What is being asked:
Select, from the material below, each line with "或者未按照规定如实告知有关的安全生产事项的" in it.

[Data entries]
__________________________________________________

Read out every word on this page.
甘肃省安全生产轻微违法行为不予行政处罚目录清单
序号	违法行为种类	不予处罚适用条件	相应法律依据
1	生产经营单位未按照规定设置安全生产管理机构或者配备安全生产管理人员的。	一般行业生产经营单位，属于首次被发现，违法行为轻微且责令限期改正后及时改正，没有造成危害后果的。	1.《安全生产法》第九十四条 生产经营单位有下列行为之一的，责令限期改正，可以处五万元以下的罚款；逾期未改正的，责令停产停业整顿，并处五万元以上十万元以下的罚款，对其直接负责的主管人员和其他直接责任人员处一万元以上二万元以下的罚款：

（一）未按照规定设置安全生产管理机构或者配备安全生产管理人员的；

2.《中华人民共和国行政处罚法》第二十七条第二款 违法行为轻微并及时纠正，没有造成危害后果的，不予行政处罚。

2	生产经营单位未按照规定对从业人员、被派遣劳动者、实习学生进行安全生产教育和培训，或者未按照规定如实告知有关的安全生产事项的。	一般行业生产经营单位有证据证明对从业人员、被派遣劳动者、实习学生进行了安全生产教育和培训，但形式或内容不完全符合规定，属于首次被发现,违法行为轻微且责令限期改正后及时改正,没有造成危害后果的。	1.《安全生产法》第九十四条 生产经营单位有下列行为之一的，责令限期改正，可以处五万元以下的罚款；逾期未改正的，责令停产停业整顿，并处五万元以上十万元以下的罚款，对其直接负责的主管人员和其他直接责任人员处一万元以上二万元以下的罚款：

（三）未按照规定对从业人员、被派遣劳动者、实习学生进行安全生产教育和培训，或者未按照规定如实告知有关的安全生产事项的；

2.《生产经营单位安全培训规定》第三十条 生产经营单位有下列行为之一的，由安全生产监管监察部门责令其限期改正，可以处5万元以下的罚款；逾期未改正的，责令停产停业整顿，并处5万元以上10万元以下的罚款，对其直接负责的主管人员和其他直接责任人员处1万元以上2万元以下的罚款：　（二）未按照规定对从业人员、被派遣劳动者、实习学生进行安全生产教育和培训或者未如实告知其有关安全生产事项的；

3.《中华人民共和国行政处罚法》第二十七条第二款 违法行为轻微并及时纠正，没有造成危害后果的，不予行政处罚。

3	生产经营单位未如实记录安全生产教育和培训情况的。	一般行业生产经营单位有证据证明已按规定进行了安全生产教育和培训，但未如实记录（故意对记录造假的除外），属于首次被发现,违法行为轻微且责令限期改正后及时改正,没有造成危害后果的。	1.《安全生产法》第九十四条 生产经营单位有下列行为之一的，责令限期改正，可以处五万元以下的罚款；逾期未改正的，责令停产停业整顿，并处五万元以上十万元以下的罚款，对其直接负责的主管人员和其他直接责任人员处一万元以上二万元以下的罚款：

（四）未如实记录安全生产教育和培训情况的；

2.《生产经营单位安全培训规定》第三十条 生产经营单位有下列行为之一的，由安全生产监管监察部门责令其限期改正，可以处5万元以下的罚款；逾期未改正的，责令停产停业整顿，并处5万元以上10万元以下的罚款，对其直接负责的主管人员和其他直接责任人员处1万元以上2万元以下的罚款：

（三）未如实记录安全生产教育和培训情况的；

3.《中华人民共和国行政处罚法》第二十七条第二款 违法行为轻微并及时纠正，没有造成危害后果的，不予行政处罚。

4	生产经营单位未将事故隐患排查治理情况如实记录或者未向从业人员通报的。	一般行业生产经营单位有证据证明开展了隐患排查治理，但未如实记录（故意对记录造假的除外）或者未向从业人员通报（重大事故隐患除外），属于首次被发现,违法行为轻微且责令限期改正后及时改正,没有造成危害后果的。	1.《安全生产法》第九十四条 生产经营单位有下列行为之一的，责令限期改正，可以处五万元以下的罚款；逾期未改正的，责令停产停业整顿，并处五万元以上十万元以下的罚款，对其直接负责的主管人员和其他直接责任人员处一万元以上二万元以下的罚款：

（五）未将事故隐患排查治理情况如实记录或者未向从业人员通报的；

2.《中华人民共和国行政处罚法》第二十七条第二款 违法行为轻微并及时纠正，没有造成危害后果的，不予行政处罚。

__________________________________________________

Result of the task:
2	生产经营单位未按照规定对从业人员、被派遣劳动者、实习学生进行安全生产教育和培训，或者未按照规定如实告知有关的安全生产事项的。	一般行业生产经营单位有证据证明对从业人员、被派遣劳动者、实习学生进行了安全生产教育和培训，但形式或内容不完全符合规定，属于首次被发现,违法行为轻微且责令限期改正后及时改正,没有造成危害后果的。	1.《安全生产法》第九十四条 生产经营单位有下列行为之一的，责令限期改正，可以处五万元以下的罚款；逾期未改正的，责令停产停业整顿，并处五万元以上十万元以下的罚款，对其直接负责的主管人员和其他直接责任人员处一万元以上二万元以下的罚款：
（三）未按照规定对从业人员、被派遣劳动者、实习学生进行安全生产教育和培训，或者未按照规定如实告知有关的安全生产事项的；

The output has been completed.